REQUIRED TASK: How many lines in this data contain the string "style"? Reply with the number only.

--- INPUT DATA ---

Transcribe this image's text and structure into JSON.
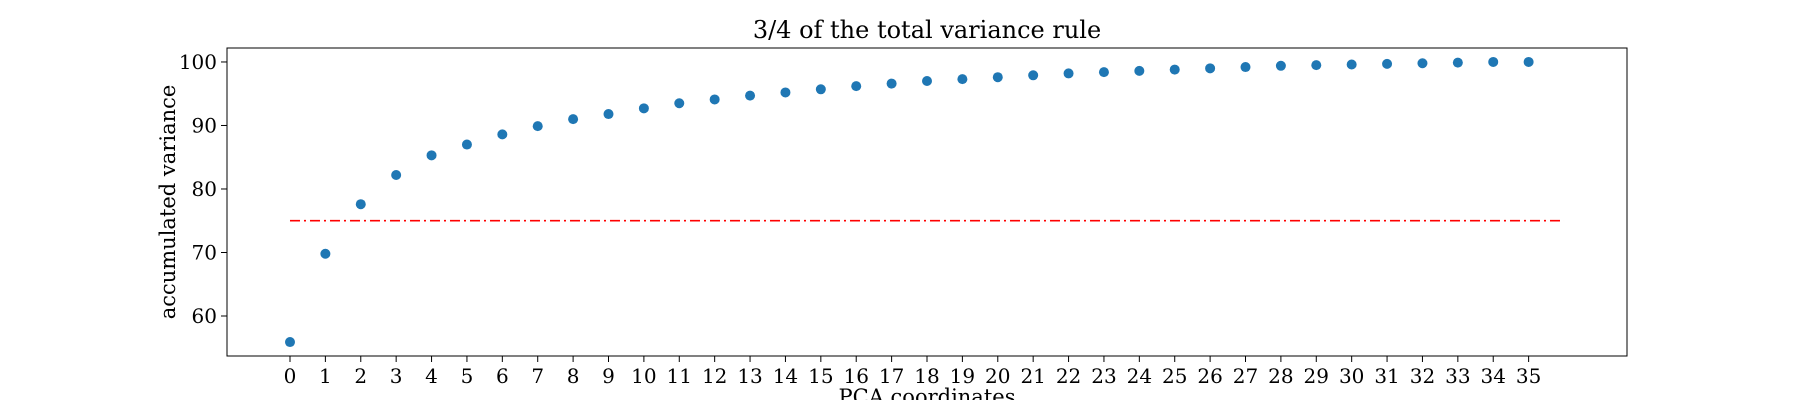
{
  "chart_data": {
    "type": "scatter",
    "title": "3/4 of the total variance rule",
    "xlabel": "PCA coordinates",
    "ylabel": "accumulated variance",
    "x": [
      0,
      1,
      2,
      3,
      4,
      5,
      6,
      7,
      8,
      9,
      10,
      11,
      12,
      13,
      14,
      15,
      16,
      17,
      18,
      19,
      20,
      21,
      22,
      23,
      24,
      25,
      26,
      27,
      28,
      29,
      30,
      31,
      32,
      33,
      34,
      35
    ],
    "y": [
      55.9,
      69.8,
      77.6,
      82.2,
      85.3,
      87.0,
      88.6,
      89.9,
      91.0,
      91.8,
      92.7,
      93.5,
      94.1,
      94.7,
      95.2,
      95.7,
      96.2,
      96.6,
      97.0,
      97.3,
      97.6,
      97.9,
      98.2,
      98.4,
      98.6,
      98.8,
      99.0,
      99.2,
      99.4,
      99.5,
      99.6,
      99.7,
      99.8,
      99.9,
      100.0,
      100.0
    ],
    "xticks": [
      "0",
      "1",
      "2",
      "3",
      "4",
      "5",
      "6",
      "7",
      "8",
      "9",
      "10",
      "11",
      "12",
      "13",
      "14",
      "15",
      "16",
      "17",
      "18",
      "19",
      "20",
      "21",
      "22",
      "23",
      "24",
      "25",
      "26",
      "27",
      "28",
      "29",
      "30",
      "31",
      "32",
      "33",
      "34",
      "35"
    ],
    "yticks": [
      "60",
      "70",
      "80",
      "90",
      "100"
    ],
    "xlim": [
      -1.78,
      37.78
    ],
    "ylim": [
      53.7,
      102.2
    ],
    "threshold": {
      "y": 75,
      "x_from": 0,
      "x_to": 36,
      "color": "#ff0000",
      "style": "dash-dot"
    },
    "point_color": "#1f77b4",
    "grid": false,
    "legend": "none"
  }
}
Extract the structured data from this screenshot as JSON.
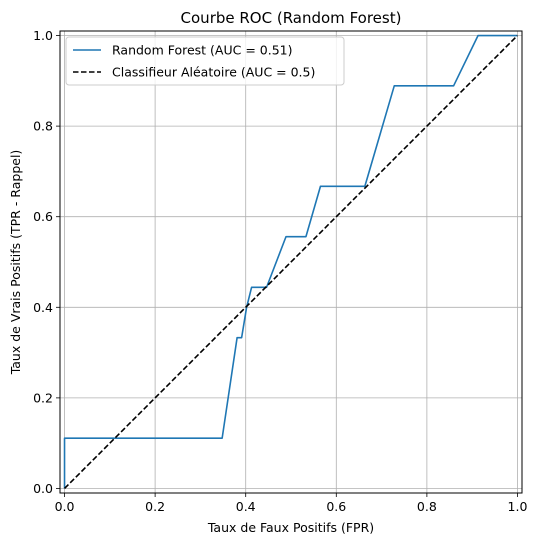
{
  "chart_data": {
    "type": "line",
    "title": "Courbe ROC (Random Forest)",
    "xlabel": "Taux de Faux Positifs (FPR)",
    "ylabel": "Taux de Vrais Positifs (TPR - Rappel)",
    "xlim": [
      -0.01,
      1.01
    ],
    "ylim": [
      -0.01,
      1.01
    ],
    "x_ticks": [
      {
        "value": 0.0,
        "label": "0.0"
      },
      {
        "value": 0.2,
        "label": "0.2"
      },
      {
        "value": 0.4,
        "label": "0.4"
      },
      {
        "value": 0.6,
        "label": "0.6"
      },
      {
        "value": 0.8,
        "label": "0.8"
      },
      {
        "value": 1.0,
        "label": "1.0"
      }
    ],
    "y_ticks": [
      {
        "value": 0.0,
        "label": "0.0"
      },
      {
        "value": 0.2,
        "label": "0.2"
      },
      {
        "value": 0.4,
        "label": "0.4"
      },
      {
        "value": 0.6,
        "label": "0.6"
      },
      {
        "value": 0.8,
        "label": "0.8"
      },
      {
        "value": 1.0,
        "label": "1.0"
      }
    ],
    "grid": true,
    "legend_position": "top-left",
    "series": [
      {
        "name": "Random Forest (AUC = 0.51)",
        "color": "#1f77b4",
        "style": "solid",
        "points": [
          [
            0.0,
            0.0
          ],
          [
            0.0,
            0.111
          ],
          [
            0.348,
            0.111
          ],
          [
            0.381,
            0.333
          ],
          [
            0.391,
            0.333
          ],
          [
            0.402,
            0.4
          ],
          [
            0.413,
            0.444
          ],
          [
            0.446,
            0.444
          ],
          [
            0.489,
            0.556
          ],
          [
            0.533,
            0.556
          ],
          [
            0.565,
            0.667
          ],
          [
            0.663,
            0.667
          ],
          [
            0.728,
            0.889
          ],
          [
            0.859,
            0.889
          ],
          [
            0.913,
            1.0
          ],
          [
            1.0,
            1.0
          ]
        ]
      },
      {
        "name": "Classifieur Aléatoire (AUC = 0.5)",
        "color": "#000000",
        "style": "dashed",
        "points": [
          [
            0.0,
            0.0
          ],
          [
            1.0,
            1.0
          ]
        ]
      }
    ]
  }
}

---

RESULT OF THIS EXERCISE: 3